• Challenge: Write out the records below once more, exactly as they stand.

╔══

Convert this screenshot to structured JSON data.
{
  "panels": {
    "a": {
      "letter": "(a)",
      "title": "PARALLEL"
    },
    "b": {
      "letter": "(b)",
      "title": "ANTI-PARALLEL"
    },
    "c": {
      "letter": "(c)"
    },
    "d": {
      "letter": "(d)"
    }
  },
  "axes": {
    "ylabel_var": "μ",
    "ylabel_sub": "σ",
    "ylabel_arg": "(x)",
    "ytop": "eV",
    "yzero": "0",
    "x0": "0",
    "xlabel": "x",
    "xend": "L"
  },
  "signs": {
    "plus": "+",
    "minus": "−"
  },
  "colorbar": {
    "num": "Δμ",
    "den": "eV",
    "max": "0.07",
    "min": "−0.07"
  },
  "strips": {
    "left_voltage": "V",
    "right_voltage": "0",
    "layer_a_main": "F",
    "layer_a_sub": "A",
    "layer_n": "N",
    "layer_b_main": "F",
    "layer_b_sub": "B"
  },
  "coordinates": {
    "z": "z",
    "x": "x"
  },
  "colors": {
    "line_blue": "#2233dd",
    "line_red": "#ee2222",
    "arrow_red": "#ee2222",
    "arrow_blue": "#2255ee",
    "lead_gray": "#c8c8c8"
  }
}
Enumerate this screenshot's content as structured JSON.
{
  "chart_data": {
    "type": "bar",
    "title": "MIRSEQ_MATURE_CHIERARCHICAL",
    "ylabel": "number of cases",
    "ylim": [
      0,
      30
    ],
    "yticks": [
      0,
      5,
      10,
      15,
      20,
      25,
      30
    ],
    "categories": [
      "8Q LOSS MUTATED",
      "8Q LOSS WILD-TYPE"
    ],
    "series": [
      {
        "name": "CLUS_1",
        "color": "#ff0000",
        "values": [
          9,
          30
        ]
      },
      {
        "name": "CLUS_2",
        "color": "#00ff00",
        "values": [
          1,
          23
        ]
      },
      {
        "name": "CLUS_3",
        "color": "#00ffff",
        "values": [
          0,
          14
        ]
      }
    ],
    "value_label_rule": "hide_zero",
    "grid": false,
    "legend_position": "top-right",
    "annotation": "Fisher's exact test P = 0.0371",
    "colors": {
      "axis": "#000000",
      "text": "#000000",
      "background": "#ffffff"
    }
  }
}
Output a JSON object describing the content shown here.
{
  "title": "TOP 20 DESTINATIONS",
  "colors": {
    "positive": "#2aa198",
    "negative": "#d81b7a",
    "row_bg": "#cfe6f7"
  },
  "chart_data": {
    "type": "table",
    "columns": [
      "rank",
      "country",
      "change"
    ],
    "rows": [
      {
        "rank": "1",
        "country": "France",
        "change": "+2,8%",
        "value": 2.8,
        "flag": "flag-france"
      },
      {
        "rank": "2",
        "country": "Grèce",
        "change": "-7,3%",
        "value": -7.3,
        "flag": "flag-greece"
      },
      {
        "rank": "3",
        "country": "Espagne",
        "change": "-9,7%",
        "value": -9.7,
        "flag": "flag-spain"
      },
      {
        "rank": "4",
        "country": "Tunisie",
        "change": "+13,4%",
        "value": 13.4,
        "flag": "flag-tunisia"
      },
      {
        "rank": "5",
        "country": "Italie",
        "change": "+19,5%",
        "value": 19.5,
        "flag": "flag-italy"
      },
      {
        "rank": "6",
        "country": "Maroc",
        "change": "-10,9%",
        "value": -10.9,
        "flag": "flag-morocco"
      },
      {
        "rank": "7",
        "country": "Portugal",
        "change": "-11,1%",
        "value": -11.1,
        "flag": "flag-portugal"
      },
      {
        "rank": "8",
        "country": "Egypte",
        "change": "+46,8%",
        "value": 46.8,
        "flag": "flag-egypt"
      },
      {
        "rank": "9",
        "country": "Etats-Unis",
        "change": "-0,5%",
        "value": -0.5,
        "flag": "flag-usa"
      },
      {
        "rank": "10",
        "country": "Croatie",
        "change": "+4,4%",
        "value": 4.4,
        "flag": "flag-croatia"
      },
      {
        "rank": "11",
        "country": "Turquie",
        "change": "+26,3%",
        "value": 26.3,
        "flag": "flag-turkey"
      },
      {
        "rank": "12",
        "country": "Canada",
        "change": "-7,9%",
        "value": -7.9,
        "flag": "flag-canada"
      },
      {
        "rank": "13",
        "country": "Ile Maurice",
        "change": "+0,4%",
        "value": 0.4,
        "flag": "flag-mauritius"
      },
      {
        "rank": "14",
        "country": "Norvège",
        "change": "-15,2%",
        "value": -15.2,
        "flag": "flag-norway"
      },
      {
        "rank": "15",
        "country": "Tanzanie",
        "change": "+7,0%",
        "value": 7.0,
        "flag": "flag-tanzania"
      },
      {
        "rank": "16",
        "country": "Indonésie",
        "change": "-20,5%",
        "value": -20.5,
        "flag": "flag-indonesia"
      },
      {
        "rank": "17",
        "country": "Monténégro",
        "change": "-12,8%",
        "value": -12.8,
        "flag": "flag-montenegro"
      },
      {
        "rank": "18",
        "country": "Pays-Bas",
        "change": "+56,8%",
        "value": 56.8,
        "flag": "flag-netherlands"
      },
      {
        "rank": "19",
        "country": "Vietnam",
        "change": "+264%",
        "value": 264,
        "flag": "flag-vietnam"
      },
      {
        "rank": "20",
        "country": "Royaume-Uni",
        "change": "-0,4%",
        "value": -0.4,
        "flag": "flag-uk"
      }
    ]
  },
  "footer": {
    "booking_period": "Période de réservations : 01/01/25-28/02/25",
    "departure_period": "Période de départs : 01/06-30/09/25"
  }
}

╚══

• The result:
Convert this screenshot to structured JSON data.
{
  "panels": {
    "a": {
      "letter": "(a)",
      "title": "PARALLEL"
    },
    "b": {
      "letter": "(b)",
      "title": "ANTI-PARALLEL"
    },
    "c": {
      "letter": "(c)"
    },
    "d": {
      "letter": "(d)"
    }
  },
  "axes": {
    "ylabel_var": "μ",
    "ylabel_sub": "σ",
    "ylabel_arg": "(x)",
    "ytop": "eV",
    "yzero": "0",
    "x0": "0",
    "xlabel": "x",
    "xend": "L"
  },
  "signs": {
    "plus": "+",
    "minus": "−"
  },
  "colorbar": {
    "num": "Δμ",
    "den": "eV",
    "max": "0.07",
    "min": "−0.07"
  },
  "strips": {
    "left_voltage": "V",
    "right_voltage": "0",
    "layer_a_main": "F",
    "layer_a_sub": "A",
    "layer_n": "N",
    "layer_b_main": "F",
    "layer_b_sub": "B"
  },
  "coordinates": {
    "z": "z",
    "x": "x"
  },
  "colors": {
    "line_blue": "#2233dd",
    "line_red": "#ee2222",
    "arrow_red": "#ee2222",
    "arrow_blue": "#2255ee",
    "lead_gray": "#c8c8c8"
  }
}
Enumerate this screenshot's content as structured JSON.
{
  "chart_data": {
    "type": "bar",
    "title": "MIRSEQ_MATURE_CHIERARCHICAL",
    "ylabel": "number of cases",
    "ylim": [
      0,
      30
    ],
    "yticks": [
      0,
      5,
      10,
      15,
      20,
      25,
      30
    ],
    "categories": [
      "8Q LOSS MUTATED",
      "8Q LOSS WILD-TYPE"
    ],
    "series": [
      {
        "name": "CLUS_1",
        "color": "#ff0000",
        "values": [
          9,
          30
        ]
      },
      {
        "name": "CLUS_2",
        "color": "#00ff00",
        "values": [
          1,
          23
        ]
      },
      {
        "name": "CLUS_3",
        "color": "#00ffff",
        "values": [
          0,
          14
        ]
      }
    ],
    "value_label_rule": "hide_zero",
    "grid": false,
    "legend_position": "top-right",
    "annotation": "Fisher's exact test P = 0.0371",
    "colors": {
      "axis": "#000000",
      "text": "#000000",
      "background": "#ffffff"
    }
  }
}
Output a JSON object describing the content shown here.
{
  "title": "TOP 20 DESTINATIONS",
  "colors": {
    "positive": "#2aa198",
    "negative": "#d81b7a",
    "row_bg": "#cfe6f7"
  },
  "chart_data": {
    "type": "table",
    "columns": [
      "rank",
      "country",
      "change"
    ],
    "rows": [
      {
        "rank": "1",
        "country": "France",
        "change": "+2,8%",
        "value": 2.8,
        "flag": "flag-france"
      },
      {
        "rank": "2",
        "country": "Grèce",
        "change": "-7,3%",
        "value": -7.3,
        "flag": "flag-greece"
      },
      {
        "rank": "3",
        "country": "Espagne",
        "change": "-9,7%",
        "value": -9.7,
        "flag": "flag-spain"
      },
      {
        "rank": "4",
        "country": "Tunisie",
        "change": "+13,4%",
        "value": 13.4,
        "flag": "flag-tunisia"
      },
      {
        "rank": "5",
        "country": "Italie",
        "change": "+19,5%",
        "value": 19.5,
        "flag": "flag-italy"
      },
      {
        "rank": "6",
        "country": "Maroc",
        "change": "-10,9%",
        "value": -10.9,
        "flag": "flag-morocco"
      },
      {
        "rank": "7",
        "country": "Portugal",
        "change": "-11,1%",
        "value": -11.1,
        "flag": "flag-portugal"
      },
      {
        "rank": "8",
        "country": "Egypte",
        "change": "+46,8%",
        "value": 46.8,
        "flag": "flag-egypt"
      },
      {
        "rank": "9",
        "country": "Etats-Unis",
        "change": "-0,5%",
        "value": -0.5,
        "flag": "flag-usa"
      },
      {
        "rank": "10",
        "country": "Croatie",
        "change": "+4,4%",
        "value": 4.4,
        "flag": "flag-croatia"
      },
      {
        "rank": "11",
        "country": "Turquie",
        "change": "+26,3%",
        "value": 26.3,
        "flag": "flag-turkey"
      },
      {
        "rank": "12",
        "country": "Canada",
        "change": "-7,9%",
        "value": -7.9,
        "flag": "flag-canada"
      },
      {
        "rank": "13",
        "country": "Ile Maurice",
        "change": "+0,4%",
        "value": 0.4,
        "flag": "flag-mauritius"
      },
      {
        "rank": "14",
        "country": "Norvège",
        "change": "-15,2%",
        "value": -15.2,
        "flag": "flag-norway"
      },
      {
        "rank": "15",
        "country": "Tanzanie",
        "change": "+7,0%",
        "value": 7.0,
        "flag": "flag-tanzania"
      },
      {
        "rank": "16",
        "country": "Indonésie",
        "change": "-20,5%",
        "value": -20.5,
        "flag": "flag-indonesia"
      },
      {
        "rank": "17",
        "country": "Monténégro",
        "change": "-12,8%",
        "value": -12.8,
        "flag": "flag-montenegro"
      },
      {
        "rank": "18",
        "country": "Pays-Bas",
        "change": "+56,8%",
        "value": 56.8,
        "flag": "flag-netherlands"
      },
      {
        "rank": "19",
        "country": "Vietnam",
        "change": "+264%",
        "value": 264,
        "flag": "flag-vietnam"
      },
      {
        "rank": "20",
        "country": "Royaume-Uni",
        "change": "-0,4%",
        "value": -0.4,
        "flag": "flag-uk"
      }
    ]
  },
  "footer": {
    "booking_period": "Période de réservations : 01/01/25-28/02/25",
    "departure_period": "Période de départs : 01/06-30/09/25"
  }
}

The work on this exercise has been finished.